Directions for this task
Your task is to output the data exactly as it stands.
━━━
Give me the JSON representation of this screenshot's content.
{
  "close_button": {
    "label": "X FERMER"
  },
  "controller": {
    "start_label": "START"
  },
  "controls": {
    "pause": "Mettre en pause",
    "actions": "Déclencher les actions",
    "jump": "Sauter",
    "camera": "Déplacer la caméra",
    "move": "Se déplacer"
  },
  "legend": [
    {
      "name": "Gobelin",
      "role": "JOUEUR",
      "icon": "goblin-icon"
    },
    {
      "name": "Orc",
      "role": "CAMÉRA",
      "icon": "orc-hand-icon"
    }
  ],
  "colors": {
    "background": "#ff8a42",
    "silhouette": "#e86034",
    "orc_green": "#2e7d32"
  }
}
━━━
Solution to this problem
Give me the JSON representation of this screenshot's content.
{
  "close_button": {
    "label": "X FERMER"
  },
  "controller": {
    "start_label": "START"
  },
  "controls": {
    "pause": "Mettre en pause",
    "actions": "Déclencher les actions",
    "jump": "Sauter",
    "camera": "Déplacer la caméra",
    "move": "Se déplacer"
  },
  "legend": [
    {
      "name": "Gobelin",
      "role": "JOUEUR",
      "icon": "goblin-icon"
    },
    {
      "name": "Orc",
      "role": "CAMÉRA",
      "icon": "orc-hand-icon"
    }
  ],
  "colors": {
    "background": "#ff8a42",
    "silhouette": "#e86034",
    "orc_green": "#2e7d32"
  }
}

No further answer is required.